### OBJECTIVE
Nothing should be left out: output all of the entries exactly.

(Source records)
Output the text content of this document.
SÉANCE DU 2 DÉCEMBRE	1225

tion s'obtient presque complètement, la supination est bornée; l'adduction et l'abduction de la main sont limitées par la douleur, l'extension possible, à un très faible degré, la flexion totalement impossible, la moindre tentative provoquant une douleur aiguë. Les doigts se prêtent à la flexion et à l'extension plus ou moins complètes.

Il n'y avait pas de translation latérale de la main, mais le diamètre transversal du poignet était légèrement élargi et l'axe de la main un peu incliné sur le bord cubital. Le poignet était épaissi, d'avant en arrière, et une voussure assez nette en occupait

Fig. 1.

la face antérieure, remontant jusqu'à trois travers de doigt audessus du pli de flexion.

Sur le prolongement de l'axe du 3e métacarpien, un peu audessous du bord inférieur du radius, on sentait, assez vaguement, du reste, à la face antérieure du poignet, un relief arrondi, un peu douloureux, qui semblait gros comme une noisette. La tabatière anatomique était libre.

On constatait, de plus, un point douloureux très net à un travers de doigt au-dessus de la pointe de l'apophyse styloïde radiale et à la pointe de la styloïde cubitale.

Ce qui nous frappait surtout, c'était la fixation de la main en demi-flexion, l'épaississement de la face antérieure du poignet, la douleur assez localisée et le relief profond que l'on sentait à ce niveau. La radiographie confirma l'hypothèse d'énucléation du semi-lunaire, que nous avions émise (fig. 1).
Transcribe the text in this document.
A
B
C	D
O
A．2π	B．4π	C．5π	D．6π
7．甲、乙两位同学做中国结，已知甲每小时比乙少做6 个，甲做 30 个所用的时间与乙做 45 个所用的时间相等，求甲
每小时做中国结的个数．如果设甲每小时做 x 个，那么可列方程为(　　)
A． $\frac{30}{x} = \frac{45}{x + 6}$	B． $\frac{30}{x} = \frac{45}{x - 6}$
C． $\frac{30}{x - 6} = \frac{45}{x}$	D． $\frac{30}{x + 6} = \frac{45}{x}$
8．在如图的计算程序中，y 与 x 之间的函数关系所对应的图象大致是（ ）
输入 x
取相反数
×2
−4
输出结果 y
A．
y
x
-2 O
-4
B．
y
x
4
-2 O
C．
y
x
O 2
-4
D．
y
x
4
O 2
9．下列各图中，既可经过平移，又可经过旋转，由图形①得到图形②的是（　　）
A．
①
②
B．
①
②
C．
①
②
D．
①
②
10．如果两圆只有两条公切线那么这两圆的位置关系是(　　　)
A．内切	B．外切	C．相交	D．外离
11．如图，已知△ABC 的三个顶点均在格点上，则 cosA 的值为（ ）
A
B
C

### EXERCISE ANSWER
Output the text content of this document.
SÉANCE DU 2 DÉCEMBRE	1225

tion s'obtient presque complètement, la supination est bornée; l'adduction et l'abduction de la main sont limitées par la douleur, l'extension possible, à un très faible degré, la flexion totalement impossible, la moindre tentative provoquant une douleur aiguë. Les doigts se prêtent à la flexion et à l'extension plus ou moins complètes.

Il n'y avait pas de translation latérale de la main, mais le diamètre transversal du poignet était légèrement élargi et l'axe de la main un peu incliné sur le bord cubital. Le poignet était épaissi, d'avant en arrière, et une voussure assez nette en occupait

Fig. 1.

la face antérieure, remontant jusqu'à trois travers de doigt audessus du pli de flexion.

Sur le prolongement de l'axe du 3e métacarpien, un peu audessous du bord inférieur du radius, on sentait, assez vaguement, du reste, à la face antérieure du poignet, un relief arrondi, un peu douloureux, qui semblait gros comme une noisette. La tabatière anatomique était libre.

On constatait, de plus, un point douloureux très net à un travers de doigt au-dessus de la pointe de l'apophyse styloïde radiale et à la pointe de la styloïde cubitale.

Ce qui nous frappait surtout, c'était la fixation de la main en demi-flexion, l'épaississement de la face antérieure du poignet, la douleur assez localisée et le relief profond que l'on sentait à ce niveau. La radiographie confirma l'hypothèse d'énucléation du semi-lunaire, que nous avions émise (fig. 1).
Transcribe the text in this document.
A
B
C	D
O
A．2π	B．4π	C．5π	D．6π
7．甲、乙两位同学做中国结，已知甲每小时比乙少做6 个，甲做 30 个所用的时间与乙做 45 个所用的时间相等，求甲
每小时做中国结的个数．如果设甲每小时做 x 个，那么可列方程为(　　)
A． $\frac{30}{x} = \frac{45}{x + 6}$	B． $\frac{30}{x} = \frac{45}{x - 6}$
C． $\frac{30}{x - 6} = \frac{45}{x}$	D． $\frac{30}{x + 6} = \frac{45}{x}$
8．在如图的计算程序中，y 与 x 之间的函数关系所对应的图象大致是（ ）
输入 x
取相反数
×2
−4
输出结果 y
A．
y
x
-2 O
-4
B．
y
x
4
-2 O
C．
y
x
O 2
-4
D．
y
x
4
O 2
9．下列各图中，既可经过平移，又可经过旋转，由图形①得到图形②的是（　　）
A．
①
②
B．
①
②
C．
①
②
D．
①
②
10．如果两圆只有两条公切线那么这两圆的位置关系是(　　　)
A．内切	B．外切	C．相交	D．外离
11．如图，已知△ABC 的三个顶点均在格点上，则 cosA 的值为（ ）
A
B
C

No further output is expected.